▸ DOCUMENT EXCERPT:

Sunday, December 04, 2016

A Sticking Point About the Movie "Alliance"

I saw the movie Alliance a couple of weeks ago. It's pretty good, especially if you like good, mostly hard science fiction. But somethings still bothers me about it.

This isn't giving anything away that's not in the trailers, until I warn you. In the picture to the right is symbol containing a sentence (or some complicated thought) of the alien's language. The plot evolves around a linguist's (Amy Adams) ability to translate such symbols and so try to communicate with the aliens. Before this she approached them with a whiteboard on which she'd write her name or a word from English, but that didn't work.

Instead she works on translating their language. The way they show her doing this is good stuff -- she tries to break down parts of the loop (and they're always loops) into individual "words" or "thoughts" or "feelings" or the equivalent. Eventually she succeeds somewhat, but it's too late and the politicans of the world take to aggressively dealing with what they see as a massive threat to the and to Earth. (There are about 12 of these ships at various points around the globe.) Of course that ruins everything.

Now you should stop here if you don't want to risk any spoilers.

Slate had a interesting interview with a real linquist who gave some insight into how different language structure words or thoughts. And a summary of what the plot means.

Apparently the aliens experience "nonlinear time." (I didn't get this this until I read about the movie afterward.) Their loops contains subsymbols that aren't necessary in a linear time order -- the aliens think about time cyclically instead of in a straight line. Slate: "As Louise [the lingust] learns the language, she also begins gradually experiencing visions of her future, a sign that she too is beginning to experience time differently."

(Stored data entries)

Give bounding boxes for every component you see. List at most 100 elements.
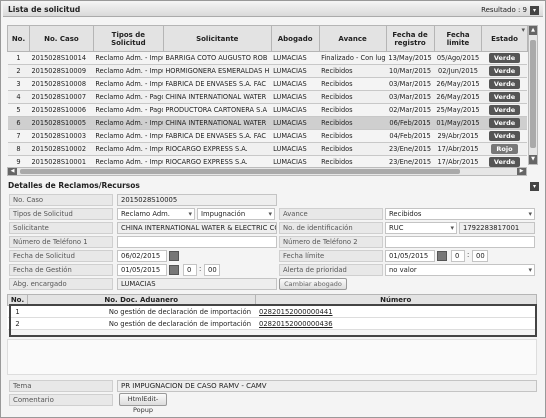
table-header-row: No. No. Caso Tipos de Solicitud Solicitante… <box>7 25 528 52</box>
fecha-limite-input[interactable]: 01/05/2015 <box>385 250 435 262</box>
cell-reg: 04/Feb/2015 <box>386 129 435 143</box>
cell-av: Recibidos <box>319 116 387 130</box>
details-title: Detalles de Reclamos/Recursos <box>8 181 140 190</box>
cell-caso: 2015028S10014 <box>29 51 94 65</box>
scroll-thumb[interactable] <box>530 40 536 148</box>
column-header[interactable]: No. <box>7 25 30 52</box>
fecha-limite-hour[interactable]: 0 <box>451 250 465 262</box>
cell-lim: 29/Abr/2015 <box>434 129 482 143</box>
cell-abo: LUMACIAS <box>271 77 320 91</box>
table-row[interactable]: 7 2015028S10003 Reclamo Adm. - Impug FABRIC… <box>7 129 527 143</box>
cell-lim: 05/Ago/2015 <box>434 51 482 65</box>
fecha-solicitud-input[interactable]: 06/02/2015 <box>117 250 167 262</box>
cell-av: Recibidos <box>319 129 387 143</box>
calendar-icon[interactable] <box>169 251 179 261</box>
scroll-left-icon[interactable]: ◀ <box>8 168 17 175</box>
cell-abo: LUMACIAS <box>271 116 320 130</box>
html-edit-popup-button[interactable]: HtmlEdit-Popup <box>119 393 167 414</box>
hscroll-thumb[interactable] <box>20 169 460 174</box>
status-badge: Rojo <box>491 144 518 154</box>
cell-est: Verde <box>481 77 527 91</box>
cell-est: Verde <box>481 64 527 78</box>
cell-caso: 2015028S10006 <box>29 103 94 117</box>
solicitante-field: CHINA INTERNATIONAL WATER & ELECTRIC CO <box>117 222 277 234</box>
cell-sol: FABRICA DE ENVASES S.A. FAC <box>163 129 272 143</box>
collapse-icon[interactable]: ▾ <box>530 5 539 15</box>
table-horizontal-scrollbar[interactable]: ◀ ▶ <box>7 167 527 176</box>
table-row[interactable]: 6 2015028S10005 Reclamo Adm. - Impug CHINA … <box>7 116 527 130</box>
table-row[interactable]: 8 2015028S10002 Reclamo Adm. - Impug RIOCAR… <box>7 142 527 156</box>
alerta-select[interactable]: no valor <box>385 264 535 276</box>
cell-est: Verde <box>481 90 527 104</box>
cell-av: Recibidos <box>319 142 387 156</box>
column-header[interactable]: Abogado <box>270 25 320 52</box>
table-row[interactable]: 1 2015028S10014 Reclamo Adm. - Impug BARRIG… <box>7 51 527 65</box>
result-count: Resultado : 9 <box>481 6 527 14</box>
cell-abo: LUMACIAS <box>271 51 320 65</box>
column-header[interactable]: Tipos de Solicitud <box>92 25 164 52</box>
cell-no: 5 <box>7 103 30 117</box>
status-badge: Verde <box>488 118 521 128</box>
cell-abo: LUMACIAS <box>271 64 320 78</box>
details-header: Detalles de Reclamos/Recursos ▾ <box>3 179 543 193</box>
table-row[interactable]: 3 2015028S10008 Reclamo Adm. - Impug FABRIC… <box>7 77 527 91</box>
cell-av: Recibidos <box>319 77 387 91</box>
cell-reg: 02/Mar/2015 <box>386 103 435 117</box>
cell-lim: 02/Jun/2015 <box>434 64 482 78</box>
cell-av: Recibidos <box>319 103 387 117</box>
calendar-icon[interactable] <box>169 265 179 275</box>
fecha-gestion-hour[interactable]: 0 <box>183 264 197 276</box>
table-row[interactable]: 2 2015028S10009 Reclamo Adm. - Impug HORMIG… <box>7 64 527 78</box>
scroll-down-icon[interactable]: ▼ <box>529 155 537 164</box>
cell-tipo: Reclamo Adm. - Impug <box>93 142 164 156</box>
tel1-input[interactable] <box>117 236 277 248</box>
abogado-field: LUMACIAS <box>117 278 277 290</box>
list-panel-title: Lista de solicitud <box>8 5 81 14</box>
cell-reg: 10/Mar/2015 <box>386 64 435 78</box>
scroll-right-icon[interactable]: ▶ <box>517 168 526 175</box>
cell-reg: 03/Mar/2015 <box>386 77 435 91</box>
fecha-gestion-input[interactable]: 01/05/2015 <box>117 264 167 276</box>
scroll-up-icon[interactable]: ▲ <box>529 26 537 35</box>
fecha-limite-label: Fecha límite <box>279 250 383 262</box>
cell-tipo: Reclamo Adm. - Impug <box>93 77 164 91</box>
cell-est: Verde <box>481 116 527 130</box>
column-header[interactable]: No. Caso <box>28 25 94 52</box>
collapse-details-icon[interactable]: ▾ <box>530 181 539 191</box>
cambiar-abogado-button[interactable]: Cambiar abogado <box>279 278 347 290</box>
tel2-label: Número de Teléfono 2 <box>279 236 383 248</box>
calendar-icon[interactable] <box>437 251 447 261</box>
cell-abo: LUMACIAS <box>271 90 320 104</box>
fecha-gestion-minute[interactable]: 00 <box>204 264 220 276</box>
column-header[interactable]: Solicitante <box>162 25 272 52</box>
tipo-select[interactable]: Reclamo Adm. <box>117 208 195 220</box>
fecha-solicitud-label: Fecha de Solicitud <box>9 250 113 262</box>
column-header[interactable]: Avance <box>318 25 387 52</box>
cell-tipo: Reclamo Adm. - Pago <box>93 90 164 104</box>
cell-av: Finalizado - Con lugar <box>319 51 387 65</box>
table-row[interactable]: 4 2015028S10007 Reclamo Adm. - Pago CHINA I… <box>7 90 527 104</box>
cell-lim: 01/May/2015 <box>434 116 482 130</box>
column-header[interactable]: Fecha de registro <box>385 25 435 52</box>
cell-abo: LUMACIAS <box>271 103 320 117</box>
column-header[interactable]: Estado <box>481 25 528 52</box>
status-badge: Verde <box>488 105 521 115</box>
fecha-limite-minute[interactable]: 00 <box>472 250 488 262</box>
docs-highlight <box>9 304 537 337</box>
subtipo-select[interactable]: Impugnación <box>197 208 275 220</box>
details-form: No. Caso 2015028S10005 Tipos de Solicitu… <box>9 194 537 292</box>
cell-tipo: Reclamo Adm. - Pago <box>93 103 164 117</box>
ident-type-select[interactable]: RUC <box>385 222 457 234</box>
avance-select[interactable]: Recibidos <box>385 208 535 220</box>
column-header[interactable]: Fecha limite <box>433 25 483 52</box>
tema-field: PR IMPUGNACION DE CASO RAMV - CAMV <box>117 380 537 392</box>
tel2-input[interactable] <box>385 236 535 248</box>
table-row[interactable]: 5 2015028S10006 Reclamo Adm. - Pago PRODUCT… <box>7 103 527 117</box>
cell-sol: BARRIGA COTO AUGUSTO ROB <box>163 51 272 65</box>
cell-sol: RIOCARGO EXPRESS S.A. <box>163 142 272 156</box>
main-frame: Lista de solicitud Resultado : 9 ▾ No. No.… <box>0 0 546 418</box>
cell-lim: 17/Abr/2015 <box>434 142 482 156</box>
table-vertical-scrollbar[interactable]: ▲ ▼ <box>528 25 538 165</box>
status-badge: Verde <box>488 66 521 76</box>
cell-lim: 25/May/2015 <box>434 103 482 117</box>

▸ TASK DESCRIPTION: Condense the paragraph of the blog post that begins "This isn't giving anything away" into a short bulleted list that keeps its main facts.

▸ RESPONSE BELOW:
- Nothing here goes beyond what the trailers reveal.
- The pictured symbol holds a sentence, or some complicated thought, in the aliens' language.
- The plot centers on a linguist, played by Amy Adams, translating such symbols to try to communicate with the aliens.
- Her earlier approach failed: she wrote her name or an English word on a whiteboard.